WHAT TO DO
Do not include the pictures; repeat the rest of the data exactly.

[Items listed in a dataset]
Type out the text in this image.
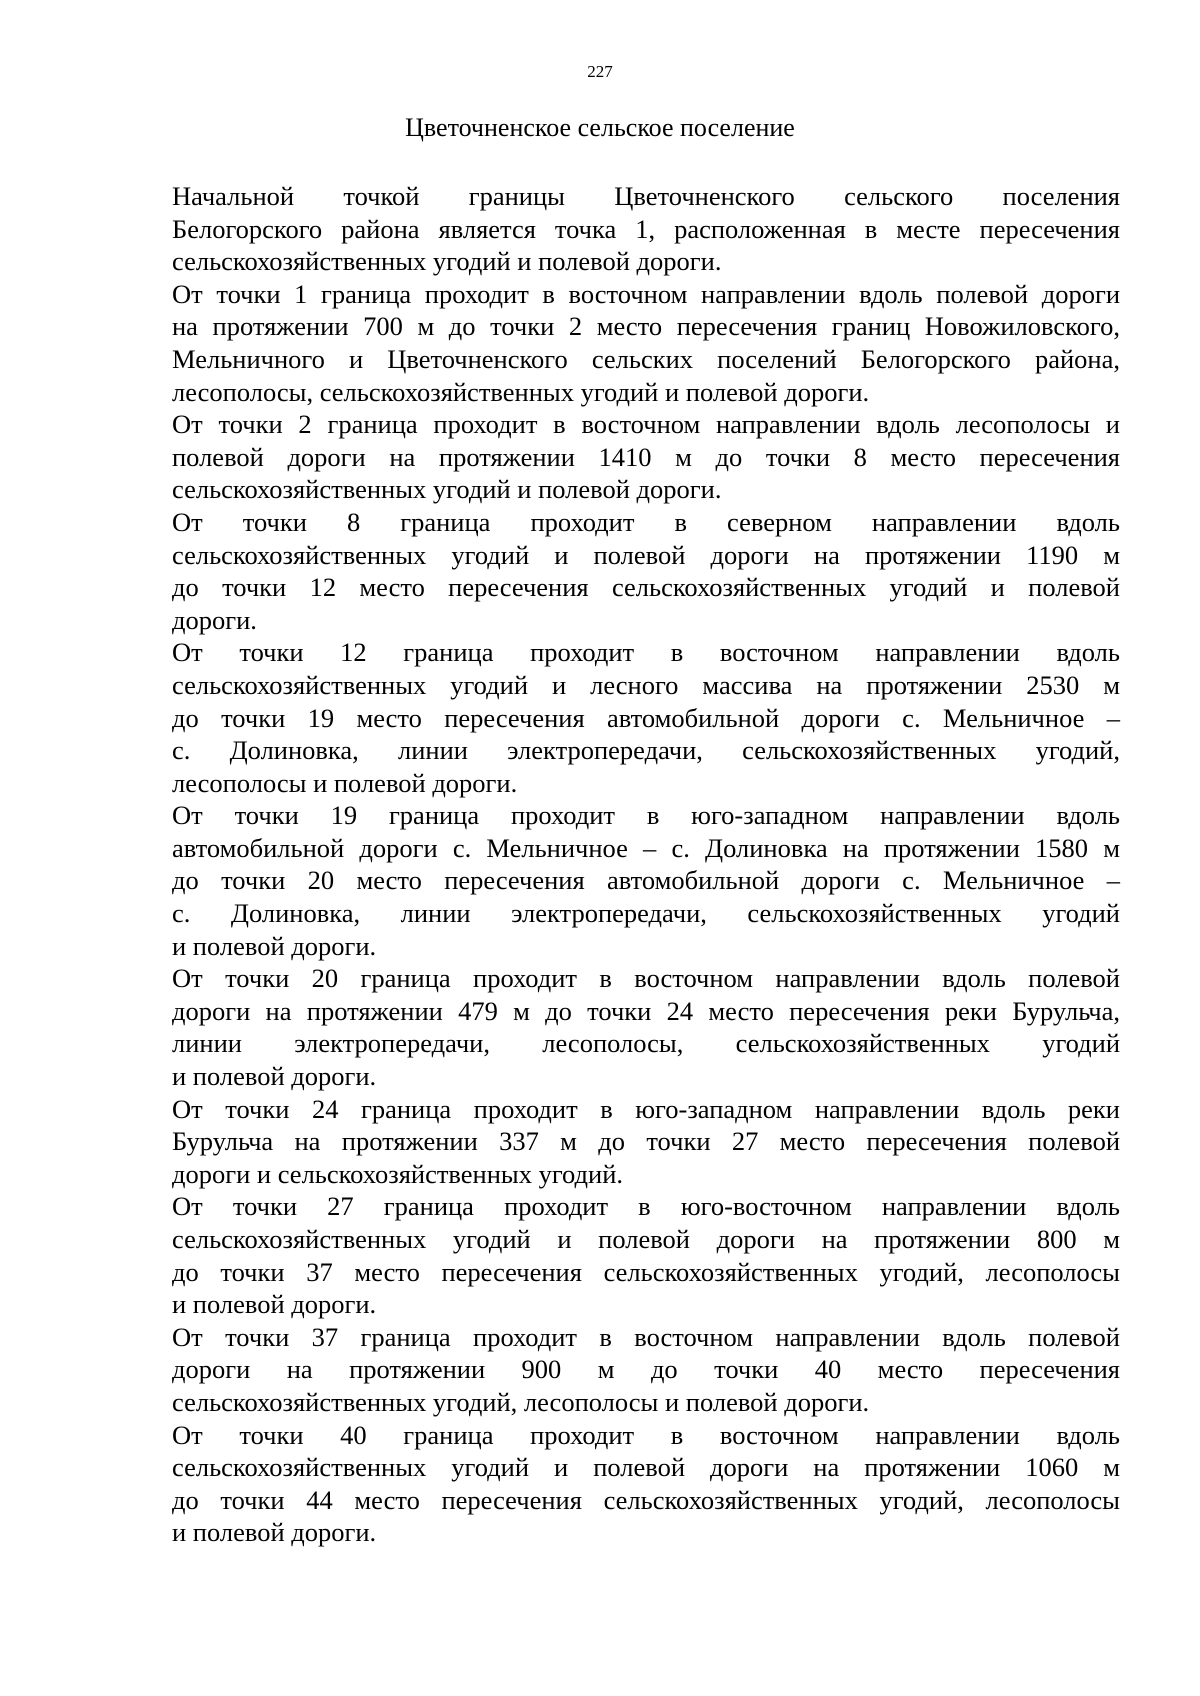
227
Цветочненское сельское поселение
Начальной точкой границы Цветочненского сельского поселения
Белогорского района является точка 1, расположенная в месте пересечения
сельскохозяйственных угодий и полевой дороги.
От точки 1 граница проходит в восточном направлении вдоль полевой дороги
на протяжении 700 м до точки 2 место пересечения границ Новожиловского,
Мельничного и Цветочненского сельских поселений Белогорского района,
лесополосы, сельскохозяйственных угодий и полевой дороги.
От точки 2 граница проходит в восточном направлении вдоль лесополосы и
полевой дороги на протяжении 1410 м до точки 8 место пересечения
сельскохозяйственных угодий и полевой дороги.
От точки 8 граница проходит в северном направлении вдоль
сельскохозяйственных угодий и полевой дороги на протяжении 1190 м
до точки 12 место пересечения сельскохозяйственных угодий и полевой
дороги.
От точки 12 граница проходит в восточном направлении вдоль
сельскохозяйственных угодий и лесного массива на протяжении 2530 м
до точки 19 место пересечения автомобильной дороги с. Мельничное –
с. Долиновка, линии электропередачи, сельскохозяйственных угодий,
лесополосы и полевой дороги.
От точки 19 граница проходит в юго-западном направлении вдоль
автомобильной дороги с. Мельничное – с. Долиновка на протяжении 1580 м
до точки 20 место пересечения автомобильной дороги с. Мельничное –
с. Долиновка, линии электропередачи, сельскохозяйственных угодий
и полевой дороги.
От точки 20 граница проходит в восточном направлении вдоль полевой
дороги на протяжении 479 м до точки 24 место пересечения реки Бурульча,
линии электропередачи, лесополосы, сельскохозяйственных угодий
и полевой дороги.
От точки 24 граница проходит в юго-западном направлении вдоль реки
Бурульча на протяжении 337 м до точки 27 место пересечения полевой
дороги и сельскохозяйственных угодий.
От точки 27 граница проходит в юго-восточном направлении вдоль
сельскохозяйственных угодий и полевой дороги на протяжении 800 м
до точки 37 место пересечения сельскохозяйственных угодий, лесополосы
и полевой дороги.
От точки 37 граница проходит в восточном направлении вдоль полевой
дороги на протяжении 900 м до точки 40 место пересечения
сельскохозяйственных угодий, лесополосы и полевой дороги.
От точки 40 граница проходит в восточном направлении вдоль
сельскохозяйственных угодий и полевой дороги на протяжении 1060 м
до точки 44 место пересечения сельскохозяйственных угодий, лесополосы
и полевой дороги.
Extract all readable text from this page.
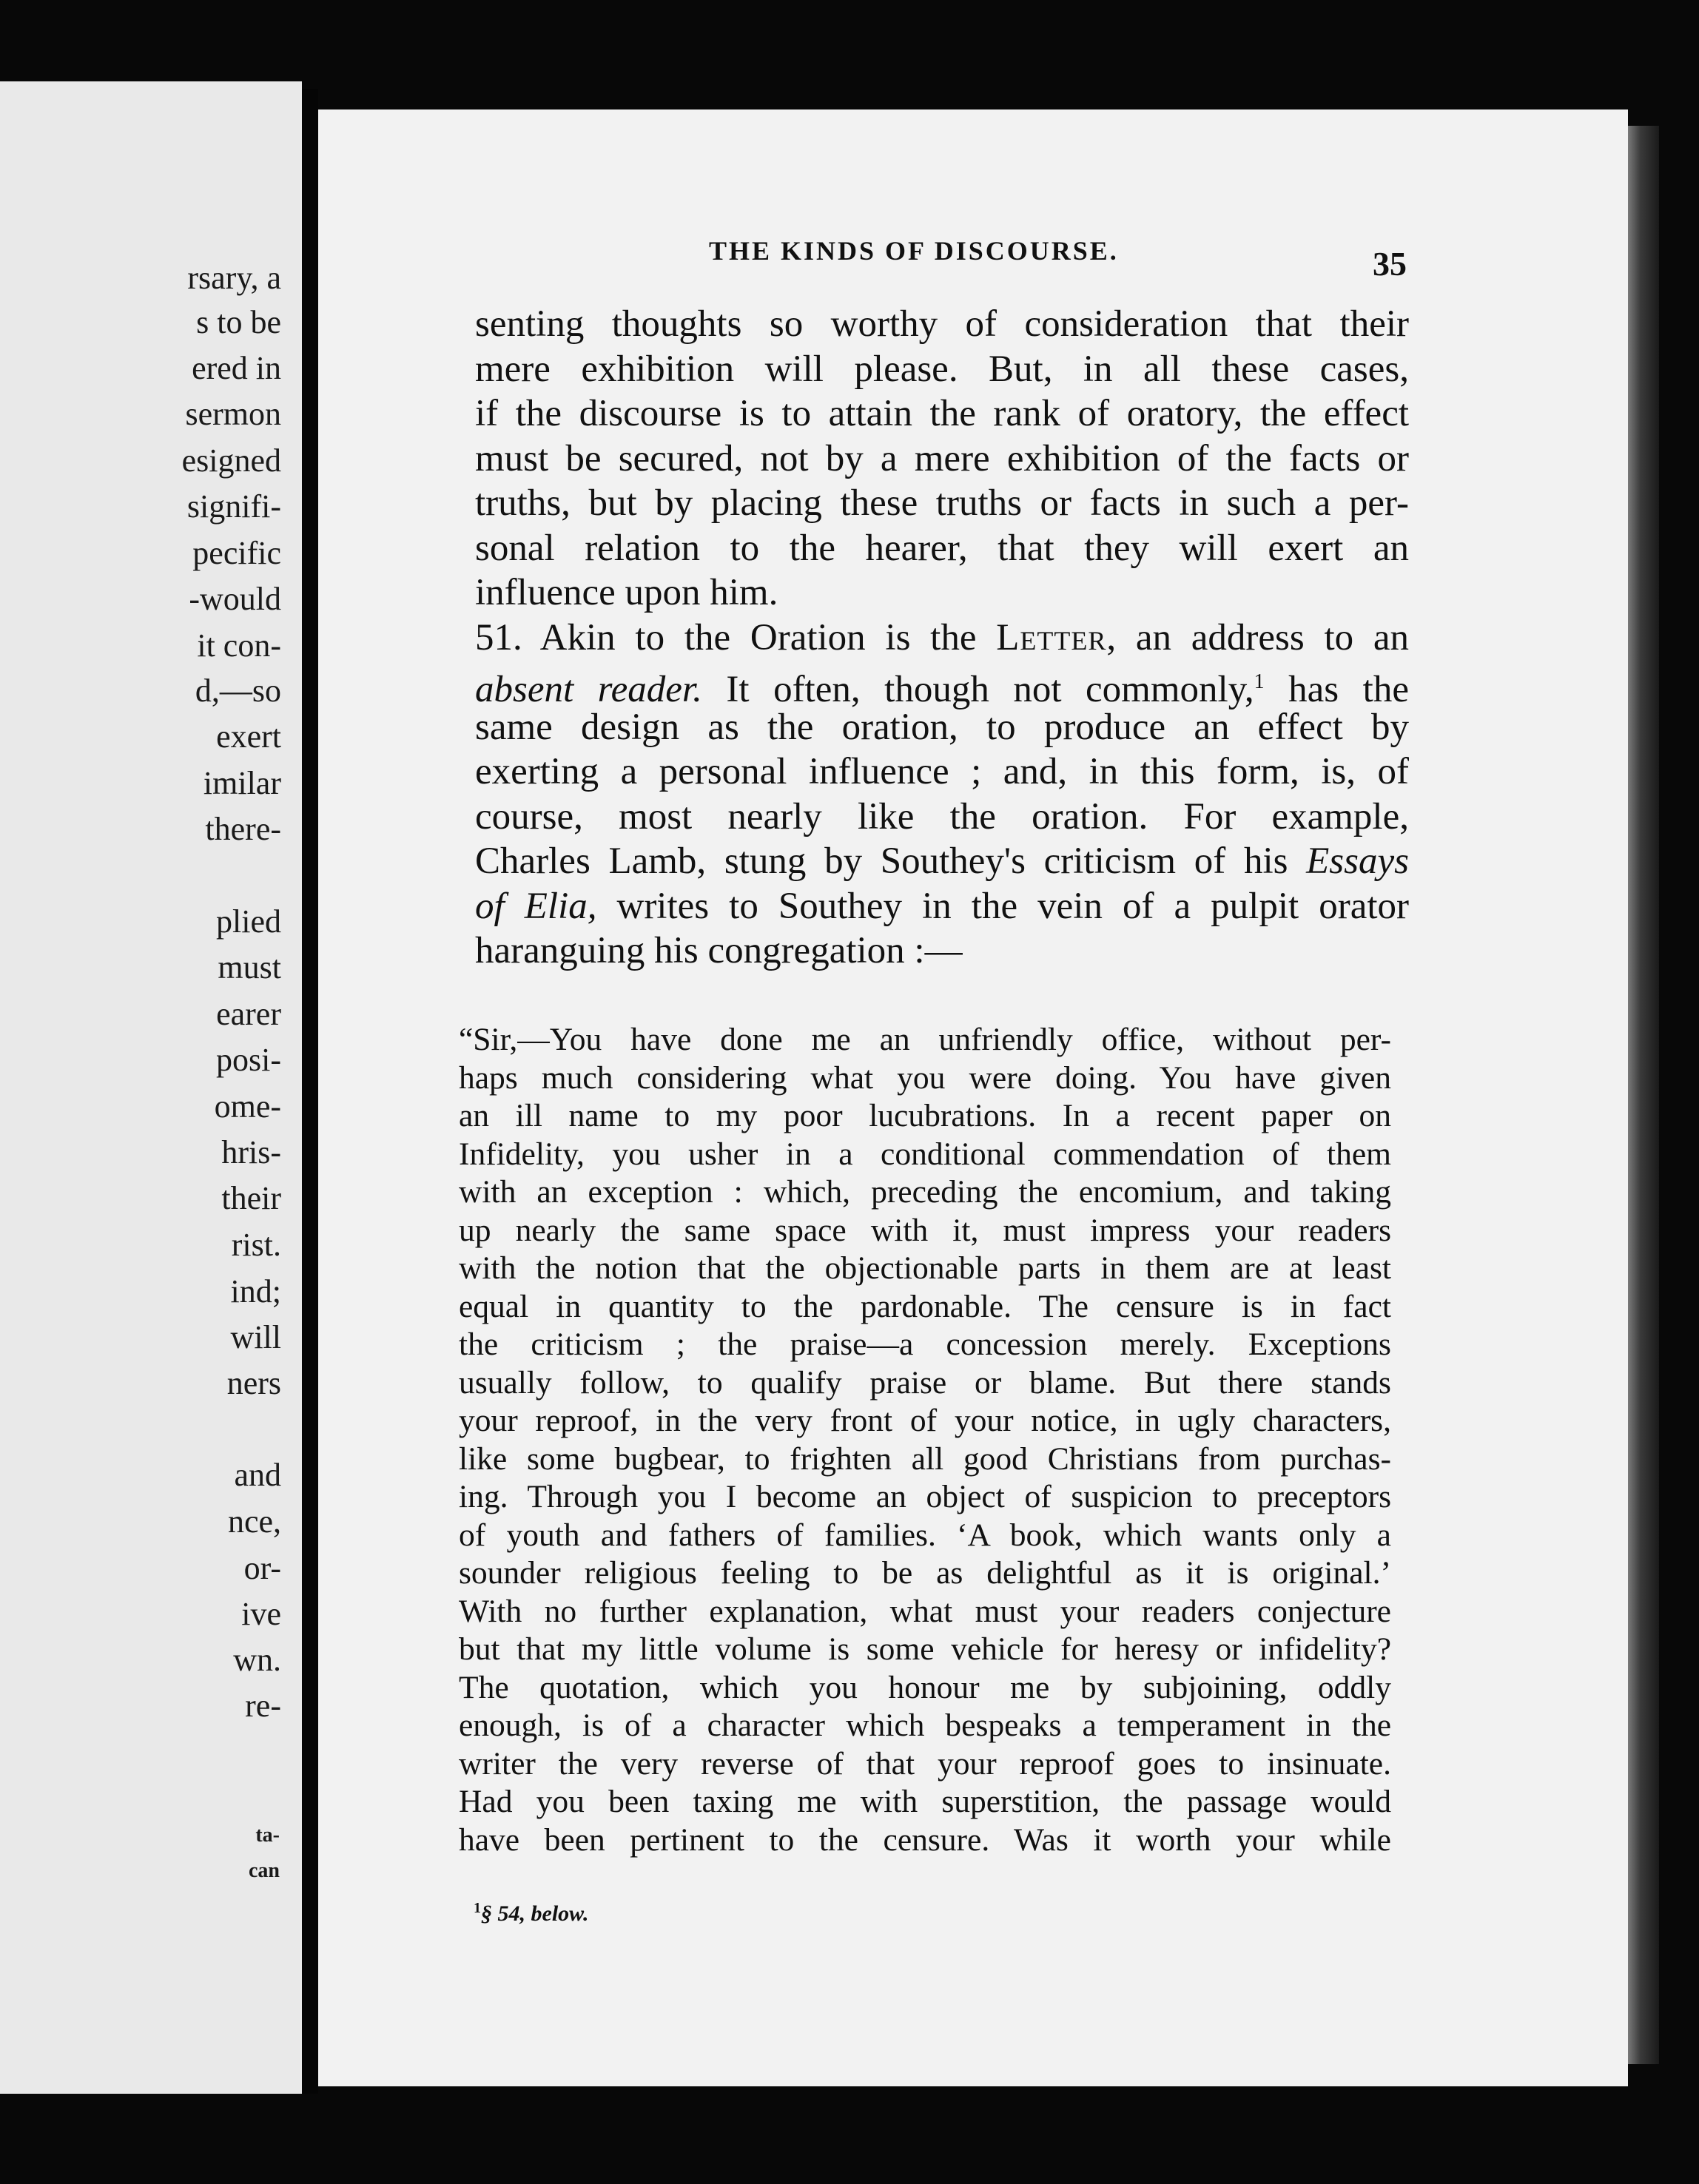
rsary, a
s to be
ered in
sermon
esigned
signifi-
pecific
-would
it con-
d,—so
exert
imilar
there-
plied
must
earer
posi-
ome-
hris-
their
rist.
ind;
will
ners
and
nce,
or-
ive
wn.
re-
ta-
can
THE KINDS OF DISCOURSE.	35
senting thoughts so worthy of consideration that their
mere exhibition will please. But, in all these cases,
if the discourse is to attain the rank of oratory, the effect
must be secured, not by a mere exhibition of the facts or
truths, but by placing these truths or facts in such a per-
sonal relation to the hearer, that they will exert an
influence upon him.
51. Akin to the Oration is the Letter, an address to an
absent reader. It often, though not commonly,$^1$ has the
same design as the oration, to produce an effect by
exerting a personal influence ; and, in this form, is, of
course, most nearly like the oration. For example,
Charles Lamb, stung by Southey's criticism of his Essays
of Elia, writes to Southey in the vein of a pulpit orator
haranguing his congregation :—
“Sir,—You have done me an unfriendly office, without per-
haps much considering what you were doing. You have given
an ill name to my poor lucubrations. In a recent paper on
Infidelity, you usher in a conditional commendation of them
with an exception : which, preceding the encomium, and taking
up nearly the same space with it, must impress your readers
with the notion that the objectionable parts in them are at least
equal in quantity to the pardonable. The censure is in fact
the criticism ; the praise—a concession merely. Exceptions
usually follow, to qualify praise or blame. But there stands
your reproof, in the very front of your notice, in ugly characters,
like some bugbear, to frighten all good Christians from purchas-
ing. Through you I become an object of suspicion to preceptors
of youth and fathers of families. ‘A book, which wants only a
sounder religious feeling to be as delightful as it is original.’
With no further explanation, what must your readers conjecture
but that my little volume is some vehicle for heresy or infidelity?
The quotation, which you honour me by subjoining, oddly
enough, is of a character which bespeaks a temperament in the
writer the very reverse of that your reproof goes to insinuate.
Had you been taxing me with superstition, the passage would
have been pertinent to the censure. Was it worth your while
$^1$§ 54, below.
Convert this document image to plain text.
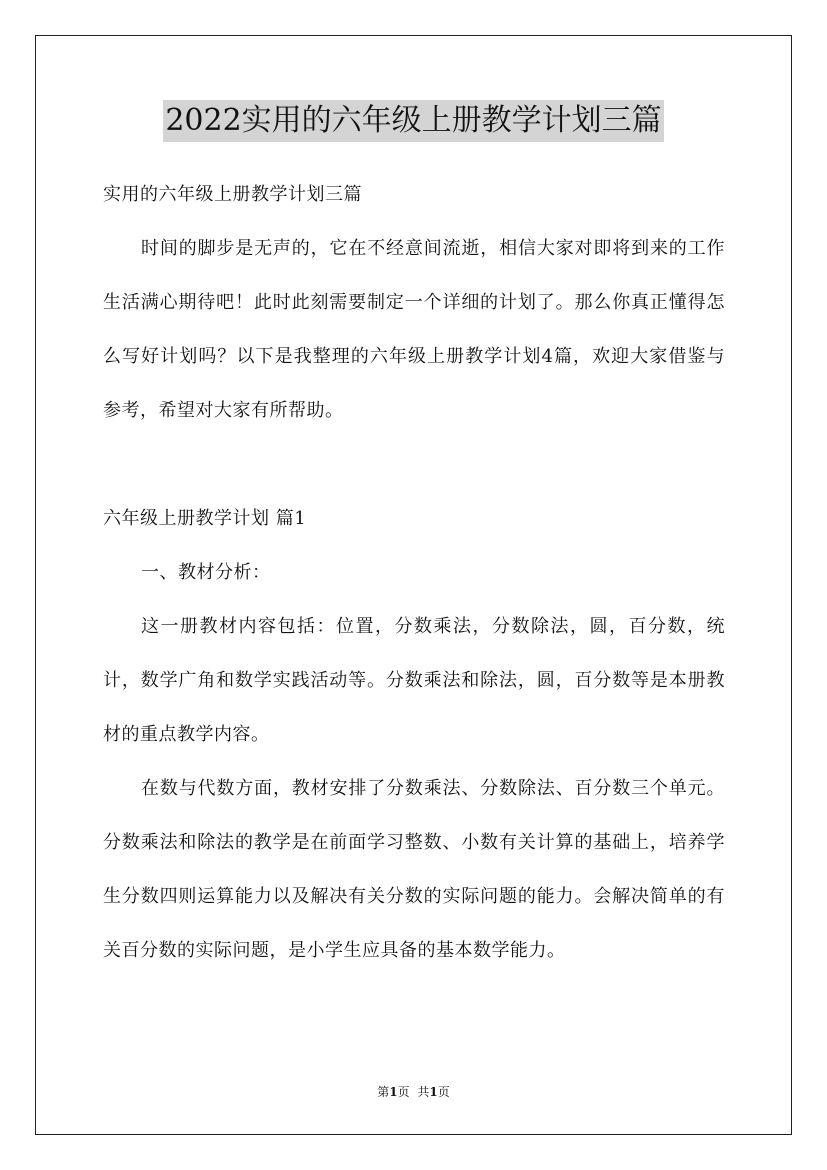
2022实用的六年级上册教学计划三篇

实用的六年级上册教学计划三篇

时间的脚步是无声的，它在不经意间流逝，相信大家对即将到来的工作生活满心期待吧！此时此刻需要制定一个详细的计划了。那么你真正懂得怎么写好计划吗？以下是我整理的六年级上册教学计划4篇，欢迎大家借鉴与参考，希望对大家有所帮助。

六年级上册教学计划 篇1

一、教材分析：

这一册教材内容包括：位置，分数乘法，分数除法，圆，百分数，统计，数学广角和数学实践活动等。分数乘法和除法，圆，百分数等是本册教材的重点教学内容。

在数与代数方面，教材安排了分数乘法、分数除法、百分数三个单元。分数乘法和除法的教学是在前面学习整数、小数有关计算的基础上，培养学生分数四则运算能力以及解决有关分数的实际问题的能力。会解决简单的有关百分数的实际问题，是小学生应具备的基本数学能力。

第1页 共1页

PROBLEM SOLUTION
Type out the text in this image.
227
Цветочненское сельское поселение
Начальной точкой границы Цветочненского сельского поселения
Белогорского района является точка 1, расположенная в месте пересечения
сельскохозяйственных угодий и полевой дороги.
От точки 1 граница проходит в восточном направлении вдоль полевой дороги
на протяжении 700 м до точки 2 место пересечения границ Новожиловского,
Мельничного и Цветочненского сельских поселений Белогорского района,
лесополосы, сельскохозяйственных угодий и полевой дороги.
От точки 2 граница проходит в восточном направлении вдоль лесополосы и
полевой дороги на протяжении 1410 м до точки 8 место пересечения
сельскохозяйственных угодий и полевой дороги.
От точки 8 граница проходит в северном направлении вдоль
сельскохозяйственных угодий и полевой дороги на протяжении 1190 м
до точки 12 место пересечения сельскохозяйственных угодий и полевой
дороги.
От точки 12 граница проходит в восточном направлении вдоль
сельскохозяйственных угодий и лесного массива на протяжении 2530 м
до точки 19 место пересечения автомобильной дороги с. Мельничное –
с. Долиновка, линии электропередачи, сельскохозяйственных угодий,
лесополосы и полевой дороги.
От точки 19 граница проходит в юго-западном направлении вдоль
автомобильной дороги с. Мельничное – с. Долиновка на протяжении 1580 м
до точки 20 место пересечения автомобильной дороги с. Мельничное –
с. Долиновка, линии электропередачи, сельскохозяйственных угодий
и полевой дороги.
От точки 20 граница проходит в восточном направлении вдоль полевой
дороги на протяжении 479 м до точки 24 место пересечения реки Бурульча,
линии электропередачи, лесополосы, сельскохозяйственных угодий
и полевой дороги.
От точки 24 граница проходит в юго-западном направлении вдоль реки
Бурульча на протяжении 337 м до точки 27 место пересечения полевой
дороги и сельскохозяйственных угодий.
От точки 27 граница проходит в юго-восточном направлении вдоль
сельскохозяйственных угодий и полевой дороги на протяжении 800 м
до точки 37 место пересечения сельскохозяйственных угодий, лесополосы
и полевой дороги.
От точки 37 граница проходит в восточном направлении вдоль полевой
дороги на протяжении 900 м до точки 40 место пересечения
сельскохозяйственных угодий, лесополосы и полевой дороги.
От точки 40 граница проходит в восточном направлении вдоль
сельскохозяйственных угодий и полевой дороги на протяжении 1060 м
до точки 44 место пересечения сельскохозяйственных угодий, лесополосы
и полевой дороги.
Extract all readable text from this page.
rsary, a
s to be
ered in
sermon
esigned
signifi-
pecific
-would
it con-
d,—so
exert
imilar
there-
plied
must
earer
posi-
ome-
hris-
their
rist.
ind;
will
ners
and
nce,
or-
ive
wn.
re-
ta-
can
THE KINDS OF DISCOURSE.	35
senting thoughts so worthy of consideration that their
mere exhibition will please. But, in all these cases,
if the discourse is to attain the rank of oratory, the effect
must be secured, not by a mere exhibition of the facts or
truths, but by placing these truths or facts in such a per-
sonal relation to the hearer, that they will exert an
influence upon him.
51. Akin to the Oration is the Letter, an address to an
absent reader. It often, though not commonly,$^1$ has the
same design as the oration, to produce an effect by
exerting a personal influence ; and, in this form, is, of
course, most nearly like the oration. For example,
Charles Lamb, stung by Southey's criticism of his Essays
of Elia, writes to Southey in the vein of a pulpit orator
haranguing his congregation :—
“Sir,—You have done me an unfriendly office, without per-
haps much considering what you were doing. You have given
an ill name to my poor lucubrations. In a recent paper on
Infidelity, you usher in a conditional commendation of them
with an exception : which, preceding the encomium, and taking
up nearly the same space with it, must impress your readers
with the notion that the objectionable parts in them are at least
equal in quantity to the pardonable. The censure is in fact
the criticism ; the praise—a concession merely. Exceptions
usually follow, to qualify praise or blame. But there stands
your reproof, in the very front of your notice, in ugly characters,
like some bugbear, to frighten all good Christians from purchas-
ing. Through you I become an object of suspicion to preceptors
of youth and fathers of families. ‘A book, which wants only a
sounder religious feeling to be as delightful as it is original.’
With no further explanation, what must your readers conjecture
but that my little volume is some vehicle for heresy or infidelity?
The quotation, which you honour me by subjoining, oddly
enough, is of a character which bespeaks a temperament in the
writer the very reverse of that your reproof goes to insinuate.
Had you been taxing me with superstition, the passage would
have been pertinent to the censure. Was it worth your while
$^1$§ 54, below.
Convert this document image to plain text.
2022实用的六年级上册教学计划三篇

实用的六年级上册教学计划三篇

时间的脚步是无声的，它在不经意间流逝，相信大家对即将到来的工作生活满心期待吧！此时此刻需要制定一个详细的计划了。那么你真正懂得怎么写好计划吗？以下是我整理的六年级上册教学计划4篇，欢迎大家借鉴与参考，希望对大家有所帮助。

六年级上册教学计划 篇1

一、教材分析：

这一册教材内容包括：位置，分数乘法，分数除法，圆，百分数，统计，数学广角和数学实践活动等。分数乘法和除法，圆，百分数等是本册教材的重点教学内容。

在数与代数方面，教材安排了分数乘法、分数除法、百分数三个单元。分数乘法和除法的教学是在前面学习整数、小数有关计算的基础上，培养学生分数四则运算能力以及解决有关分数的实际问题的能力。会解决简单的有关百分数的实际问题，是小学生应具备的基本数学能力。

第1页 共1页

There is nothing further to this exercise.